# SELECTED EXCERPT
Let's start with a brief discussion of what a Domain Service
is, and why you would want to use one. Because I would hesitate, upon an initial inspection, to call your example a Domain Service
.
Domain Services
are most often employed to solve two problems: When you want to extract some sort of calculation or other side-effect-free process into an object of it's own to be used/re-used by many pieces of your domain, or when there exists business logic about the behavior of some process that naturally spans multiple Entities
. The former has many obvious manifestations, but the quintessential example of the latter is for the coordination of transactions that occur between Entities
. That is, the execution of the business process requires the execution of commands to more than one Entity
.
Say, you have an Atm
and a CheckingAccount
. Withdrawing money from the Atm
requires knowledge that the CheckingAccount
has sufficient funds to complete the transaction. Because Atm.WithdrawCurrency( decimal amount )
is completely separate from CheckingAccount.Debit( decimal amount )
but both need to be coordinated to complete the transaction, a Domain Service
is an apt solution. In this case the AtmService
will hold the knowledge regarding whether or not we will be dispensing money.
Aside from the above considerations, Domain Services
will only serve to make your model more anemic. It can be incredibly tempting to button up all of the behavior of your system into discrete "services" that simply act on your model, but that is the antithesis of DDD and only hurts in the long run.
Looking at your example, does it contain business logic (we will get to that Event
in moment)? Not really. Your methods seem to simply be coordinating between your Entities
and the outside world. There aren't really any decisions being made. This reads more like an Application Service
(retrieve piece of model -> execute command -> save).
As for that Event
, I would refrain from raising Events
from an Application Service
. If, for some reason, you need there to be an Event
recording when an AdministrationAccount
is "opened", try to make it more explicit:
// AdministrationAccount
public void Open()
{
this.state = this.state.Open(this);
}
then in it's state:
// ClosedAdministractionAccountState
public IAdministrationAccountState Open( AdministrationAccount account )
{
DomainEvents.RaiseAsync(new AccountRecordOpenedEvent(this));
return new OpenedAdministrationAccountState(account);
}
The example above is using a FSM, but I could conceive of other options here. The important thing is that the logic and Event
is squarely inside your domain where they belong. Not floating out in some Service
method where they will inevitably be bypassed.

(Data excerpts)
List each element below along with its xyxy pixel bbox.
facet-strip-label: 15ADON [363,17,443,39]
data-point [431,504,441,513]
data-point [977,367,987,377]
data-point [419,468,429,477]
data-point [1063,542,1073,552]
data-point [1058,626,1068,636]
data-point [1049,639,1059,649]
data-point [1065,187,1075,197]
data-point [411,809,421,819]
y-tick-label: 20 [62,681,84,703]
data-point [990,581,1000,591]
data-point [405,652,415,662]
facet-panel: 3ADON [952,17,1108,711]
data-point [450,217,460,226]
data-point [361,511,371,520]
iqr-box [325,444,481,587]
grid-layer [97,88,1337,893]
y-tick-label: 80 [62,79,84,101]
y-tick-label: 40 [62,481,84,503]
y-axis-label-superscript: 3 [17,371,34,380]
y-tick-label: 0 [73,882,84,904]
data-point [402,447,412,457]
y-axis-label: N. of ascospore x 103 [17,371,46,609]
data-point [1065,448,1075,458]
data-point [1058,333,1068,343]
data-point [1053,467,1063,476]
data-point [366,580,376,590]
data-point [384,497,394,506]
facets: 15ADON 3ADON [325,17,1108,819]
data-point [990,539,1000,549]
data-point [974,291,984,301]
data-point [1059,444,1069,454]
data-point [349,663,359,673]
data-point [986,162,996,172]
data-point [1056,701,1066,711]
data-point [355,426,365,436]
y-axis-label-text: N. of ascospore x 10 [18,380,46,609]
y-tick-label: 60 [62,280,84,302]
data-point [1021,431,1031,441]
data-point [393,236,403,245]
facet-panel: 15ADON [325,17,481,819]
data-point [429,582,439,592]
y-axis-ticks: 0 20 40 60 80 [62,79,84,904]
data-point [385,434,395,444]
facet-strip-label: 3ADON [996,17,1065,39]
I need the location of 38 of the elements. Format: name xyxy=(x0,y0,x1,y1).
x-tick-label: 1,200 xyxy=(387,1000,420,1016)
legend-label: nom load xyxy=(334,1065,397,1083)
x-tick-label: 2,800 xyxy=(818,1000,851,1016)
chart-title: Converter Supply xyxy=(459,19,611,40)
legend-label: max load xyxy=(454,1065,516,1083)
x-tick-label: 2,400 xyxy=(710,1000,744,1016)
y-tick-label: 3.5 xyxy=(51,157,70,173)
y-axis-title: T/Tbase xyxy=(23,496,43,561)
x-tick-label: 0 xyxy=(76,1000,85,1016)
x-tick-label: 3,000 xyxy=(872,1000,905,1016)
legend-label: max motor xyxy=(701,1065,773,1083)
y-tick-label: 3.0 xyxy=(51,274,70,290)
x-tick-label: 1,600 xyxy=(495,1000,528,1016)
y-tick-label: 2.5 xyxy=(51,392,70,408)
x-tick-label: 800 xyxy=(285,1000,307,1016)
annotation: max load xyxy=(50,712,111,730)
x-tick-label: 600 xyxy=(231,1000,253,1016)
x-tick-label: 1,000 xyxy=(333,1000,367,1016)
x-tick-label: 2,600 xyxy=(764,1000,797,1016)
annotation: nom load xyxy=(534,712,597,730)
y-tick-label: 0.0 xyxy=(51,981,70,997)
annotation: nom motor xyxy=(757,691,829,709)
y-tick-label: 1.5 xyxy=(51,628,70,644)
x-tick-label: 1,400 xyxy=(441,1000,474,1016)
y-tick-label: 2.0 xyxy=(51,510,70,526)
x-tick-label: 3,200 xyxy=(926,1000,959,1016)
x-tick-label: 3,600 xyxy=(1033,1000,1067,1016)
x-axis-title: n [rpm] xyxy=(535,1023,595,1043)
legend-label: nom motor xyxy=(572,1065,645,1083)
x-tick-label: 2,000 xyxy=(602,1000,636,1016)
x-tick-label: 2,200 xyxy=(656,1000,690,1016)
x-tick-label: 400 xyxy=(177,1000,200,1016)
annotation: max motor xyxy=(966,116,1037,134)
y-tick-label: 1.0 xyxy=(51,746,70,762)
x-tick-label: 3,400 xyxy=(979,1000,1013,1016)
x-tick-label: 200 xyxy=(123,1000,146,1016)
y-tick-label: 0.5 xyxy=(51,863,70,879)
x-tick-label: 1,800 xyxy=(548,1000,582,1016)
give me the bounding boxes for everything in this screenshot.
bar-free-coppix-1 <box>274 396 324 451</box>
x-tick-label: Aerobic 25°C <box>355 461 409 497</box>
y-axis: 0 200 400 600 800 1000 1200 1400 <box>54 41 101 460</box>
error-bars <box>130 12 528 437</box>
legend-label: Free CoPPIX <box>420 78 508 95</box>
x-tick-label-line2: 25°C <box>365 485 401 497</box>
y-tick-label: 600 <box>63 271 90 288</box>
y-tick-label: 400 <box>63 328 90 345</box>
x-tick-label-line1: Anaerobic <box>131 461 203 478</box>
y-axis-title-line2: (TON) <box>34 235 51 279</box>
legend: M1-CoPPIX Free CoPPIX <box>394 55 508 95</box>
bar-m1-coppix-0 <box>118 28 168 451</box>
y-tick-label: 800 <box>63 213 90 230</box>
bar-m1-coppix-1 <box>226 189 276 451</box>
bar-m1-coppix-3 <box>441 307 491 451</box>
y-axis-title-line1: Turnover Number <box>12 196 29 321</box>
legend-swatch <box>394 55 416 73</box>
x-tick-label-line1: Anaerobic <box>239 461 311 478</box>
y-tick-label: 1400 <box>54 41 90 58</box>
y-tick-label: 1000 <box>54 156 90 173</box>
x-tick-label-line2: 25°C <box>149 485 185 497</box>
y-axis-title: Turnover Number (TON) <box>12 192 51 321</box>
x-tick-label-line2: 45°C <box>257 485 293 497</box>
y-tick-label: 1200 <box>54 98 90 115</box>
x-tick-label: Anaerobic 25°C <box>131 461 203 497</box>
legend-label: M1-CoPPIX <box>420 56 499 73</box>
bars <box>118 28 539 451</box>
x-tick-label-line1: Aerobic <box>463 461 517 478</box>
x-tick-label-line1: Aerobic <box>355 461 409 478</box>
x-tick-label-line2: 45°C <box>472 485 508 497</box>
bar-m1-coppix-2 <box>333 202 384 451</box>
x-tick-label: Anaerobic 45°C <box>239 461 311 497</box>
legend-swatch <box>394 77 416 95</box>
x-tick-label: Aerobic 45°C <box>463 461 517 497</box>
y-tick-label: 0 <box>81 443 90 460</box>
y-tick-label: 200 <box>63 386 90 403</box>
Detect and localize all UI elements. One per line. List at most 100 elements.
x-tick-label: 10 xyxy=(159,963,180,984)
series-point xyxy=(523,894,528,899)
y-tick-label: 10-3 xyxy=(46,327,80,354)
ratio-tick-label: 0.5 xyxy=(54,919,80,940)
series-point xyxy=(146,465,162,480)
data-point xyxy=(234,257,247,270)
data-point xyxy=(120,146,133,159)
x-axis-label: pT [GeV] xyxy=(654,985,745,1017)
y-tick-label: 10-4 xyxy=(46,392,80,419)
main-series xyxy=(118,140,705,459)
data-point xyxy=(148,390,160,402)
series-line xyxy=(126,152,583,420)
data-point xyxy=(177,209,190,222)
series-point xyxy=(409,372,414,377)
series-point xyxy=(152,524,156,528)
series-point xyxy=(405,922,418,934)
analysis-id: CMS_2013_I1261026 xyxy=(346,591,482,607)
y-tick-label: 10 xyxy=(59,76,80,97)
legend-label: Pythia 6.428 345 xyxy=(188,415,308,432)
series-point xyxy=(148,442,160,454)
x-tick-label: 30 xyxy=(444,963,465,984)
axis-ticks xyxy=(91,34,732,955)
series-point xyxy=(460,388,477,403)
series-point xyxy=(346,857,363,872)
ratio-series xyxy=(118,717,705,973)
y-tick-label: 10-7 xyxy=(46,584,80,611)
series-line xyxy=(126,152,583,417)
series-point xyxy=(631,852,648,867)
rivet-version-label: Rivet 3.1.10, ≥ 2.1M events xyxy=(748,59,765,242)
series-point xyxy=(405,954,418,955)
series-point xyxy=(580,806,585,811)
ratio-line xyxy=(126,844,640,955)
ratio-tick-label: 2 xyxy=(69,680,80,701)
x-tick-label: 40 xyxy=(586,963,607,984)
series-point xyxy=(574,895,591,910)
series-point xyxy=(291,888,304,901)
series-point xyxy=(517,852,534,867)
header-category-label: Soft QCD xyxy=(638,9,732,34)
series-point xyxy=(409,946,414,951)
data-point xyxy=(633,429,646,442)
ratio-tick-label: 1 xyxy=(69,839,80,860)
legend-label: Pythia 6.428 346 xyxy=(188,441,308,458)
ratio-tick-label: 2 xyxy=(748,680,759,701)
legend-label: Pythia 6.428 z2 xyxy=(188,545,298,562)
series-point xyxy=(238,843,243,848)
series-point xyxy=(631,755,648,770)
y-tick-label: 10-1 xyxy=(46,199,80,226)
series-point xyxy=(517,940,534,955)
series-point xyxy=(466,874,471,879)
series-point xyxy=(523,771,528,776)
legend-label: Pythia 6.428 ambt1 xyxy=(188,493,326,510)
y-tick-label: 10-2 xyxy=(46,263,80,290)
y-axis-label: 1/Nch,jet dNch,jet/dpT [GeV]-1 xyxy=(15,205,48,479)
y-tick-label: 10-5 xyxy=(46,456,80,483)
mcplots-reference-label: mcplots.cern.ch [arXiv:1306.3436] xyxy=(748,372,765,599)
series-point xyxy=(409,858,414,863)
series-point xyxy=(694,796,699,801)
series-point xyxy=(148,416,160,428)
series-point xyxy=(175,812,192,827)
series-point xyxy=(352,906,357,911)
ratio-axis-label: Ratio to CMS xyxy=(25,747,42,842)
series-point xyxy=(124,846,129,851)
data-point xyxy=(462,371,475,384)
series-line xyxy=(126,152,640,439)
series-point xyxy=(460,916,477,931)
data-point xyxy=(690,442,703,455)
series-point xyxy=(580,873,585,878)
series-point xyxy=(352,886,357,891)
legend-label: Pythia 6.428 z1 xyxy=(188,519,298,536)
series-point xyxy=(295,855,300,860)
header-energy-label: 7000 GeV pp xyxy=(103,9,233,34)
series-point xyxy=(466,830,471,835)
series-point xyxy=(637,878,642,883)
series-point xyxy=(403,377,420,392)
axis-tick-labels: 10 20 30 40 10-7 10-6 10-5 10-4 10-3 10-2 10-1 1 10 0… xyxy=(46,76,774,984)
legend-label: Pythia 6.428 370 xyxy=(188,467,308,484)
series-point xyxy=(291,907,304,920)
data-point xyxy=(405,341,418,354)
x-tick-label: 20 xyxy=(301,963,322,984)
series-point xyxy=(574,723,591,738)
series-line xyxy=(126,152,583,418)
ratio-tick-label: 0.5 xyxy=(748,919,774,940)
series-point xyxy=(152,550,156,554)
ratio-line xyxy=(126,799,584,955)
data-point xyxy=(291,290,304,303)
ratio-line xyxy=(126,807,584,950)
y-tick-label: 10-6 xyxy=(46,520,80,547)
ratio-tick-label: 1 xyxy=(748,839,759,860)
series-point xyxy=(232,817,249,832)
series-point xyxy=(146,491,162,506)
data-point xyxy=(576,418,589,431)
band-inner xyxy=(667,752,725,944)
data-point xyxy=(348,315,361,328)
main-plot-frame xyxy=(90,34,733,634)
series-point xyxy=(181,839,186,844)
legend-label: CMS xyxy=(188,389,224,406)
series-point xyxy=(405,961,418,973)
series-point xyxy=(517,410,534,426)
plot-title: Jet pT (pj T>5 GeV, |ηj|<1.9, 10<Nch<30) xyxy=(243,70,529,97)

# PROMPT
Answer these questions from the text on Domain Services above.
1. What two problems are Domain Services most often employed to solve?
2. In the example involving an Atm and a CheckingAccount, what will hold the knowledge of whether money will be dispensed?
3. What event does the Open method of ClosedAdministractionAccountState raise?

# RESPONSE AREA
1. Extracting a calculation or other side-effect-free process into its own object for use by many parts of the domain, and handling business logic about a process that naturally spans multiple Entities.
2. The AtmService.
3. AccountRecordOpenedEvent.